▸ Task details: Exact transcription of the data below is required, without the images.
━━ Dataset
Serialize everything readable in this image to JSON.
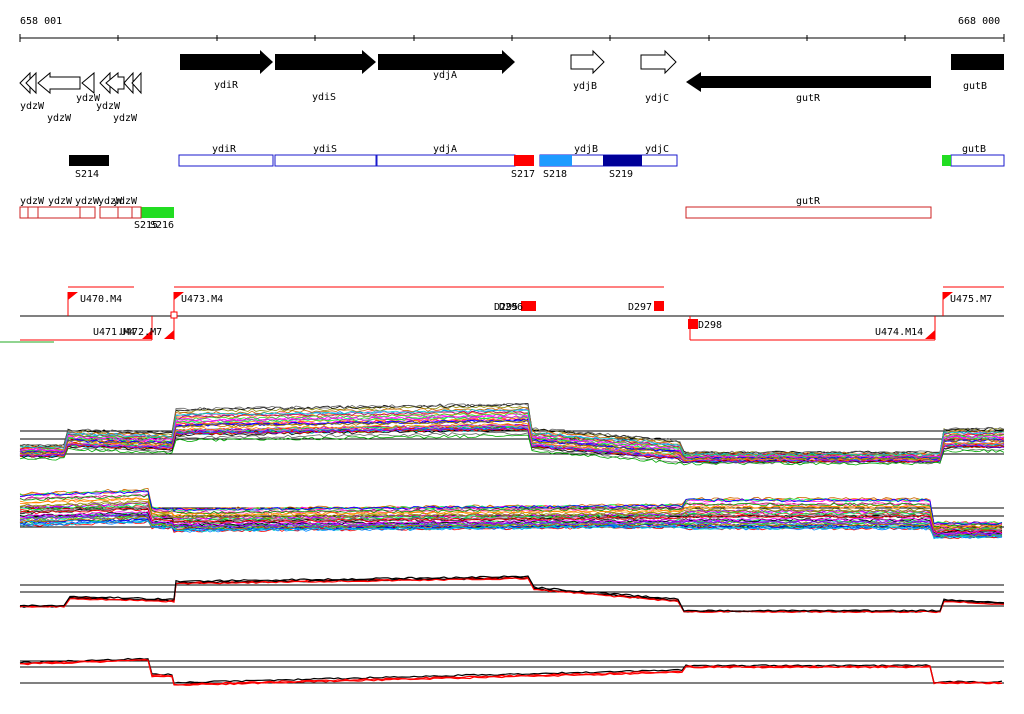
{
  "coords": {
    "start": "658 001",
    "end": "668 000"
  },
  "genes_top": [
    {
      "name": "ydiR",
      "strand": "+",
      "filled": true
    },
    {
      "name": "ydiS",
      "strand": "+",
      "filled": true
    },
    {
      "name": "ydjA",
      "strand": "+",
      "filled": true
    },
    {
      "name": "ydjB",
      "strand": "+",
      "filled": false
    },
    {
      "name": "ydjC",
      "strand": "+",
      "filled": false
    },
    {
      "name": "gutR",
      "strand": "-",
      "filled": true
    },
    {
      "name": "gutB",
      "strand": "+",
      "filled": true
    }
  ],
  "ydzw_labels": [
    "ydzW",
    "ydzW",
    "ydzW",
    "ydzW",
    "ydzW"
  ],
  "transcripts_plus": [
    "ydiR",
    "ydiS",
    "ydjA",
    "ydjB",
    "ydjC",
    "gutB"
  ],
  "transcripts_minus": [
    "ydzW",
    "ydzW",
    "ydzW",
    "ydzW",
    "ydzW",
    "gutR"
  ],
  "segments": [
    {
      "label": "S214",
      "color": "#000000"
    },
    {
      "label": "S215",
      "color": "#22dd22"
    },
    {
      "label": "S216",
      "color": "#22dd22"
    },
    {
      "label": "S217",
      "color": "#ff0000"
    },
    {
      "label": "S218",
      "color": "#1e9bff"
    },
    {
      "label": "S219",
      "color": "#000099"
    }
  ],
  "upshifts": [
    "U470.M4",
    "U471.M4",
    "U472.M7",
    "U473.M4",
    "U474.M14",
    "U475.M7"
  ],
  "downshifts": [
    "D295",
    "D296",
    "D297",
    "D298"
  ],
  "colors": {
    "filled": "#000000",
    "plus": "#1a1acc",
    "minus": "#cc2222",
    "red": "#ff0000"
  }
}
━━━━
▸ Answer space:
Serialize everything readable in this image to JSON.
{
  "coords": {
    "start": "658 001",
    "end": "668 000"
  },
  "genes_top": [
    {
      "name": "ydiR",
      "strand": "+",
      "filled": true
    },
    {
      "name": "ydiS",
      "strand": "+",
      "filled": true
    },
    {
      "name": "ydjA",
      "strand": "+",
      "filled": true
    },
    {
      "name": "ydjB",
      "strand": "+",
      "filled": false
    },
    {
      "name": "ydjC",
      "strand": "+",
      "filled": false
    },
    {
      "name": "gutR",
      "strand": "-",
      "filled": true
    },
    {
      "name": "gutB",
      "strand": "+",
      "filled": true
    }
  ],
  "ydzw_labels": [
    "ydzW",
    "ydzW",
    "ydzW",
    "ydzW",
    "ydzW"
  ],
  "transcripts_plus": [
    "ydiR",
    "ydiS",
    "ydjA",
    "ydjB",
    "ydjC",
    "gutB"
  ],
  "transcripts_minus": [
    "ydzW",
    "ydzW",
    "ydzW",
    "ydzW",
    "ydzW",
    "gutR"
  ],
  "segments": [
    {
      "label": "S214",
      "color": "#000000"
    },
    {
      "label": "S215",
      "color": "#22dd22"
    },
    {
      "label": "S216",
      "color": "#22dd22"
    },
    {
      "label": "S217",
      "color": "#ff0000"
    },
    {
      "label": "S218",
      "color": "#1e9bff"
    },
    {
      "label": "S219",
      "color": "#000099"
    }
  ],
  "upshifts": [
    "U470.M4",
    "U471.M4",
    "U472.M7",
    "U473.M4",
    "U474.M14",
    "U475.M7"
  ],
  "downshifts": [
    "D295",
    "D296",
    "D297",
    "D298"
  ],
  "colors": {
    "filled": "#000000",
    "plus": "#1a1acc",
    "minus": "#cc2222",
    "red": "#ff0000"
  }
}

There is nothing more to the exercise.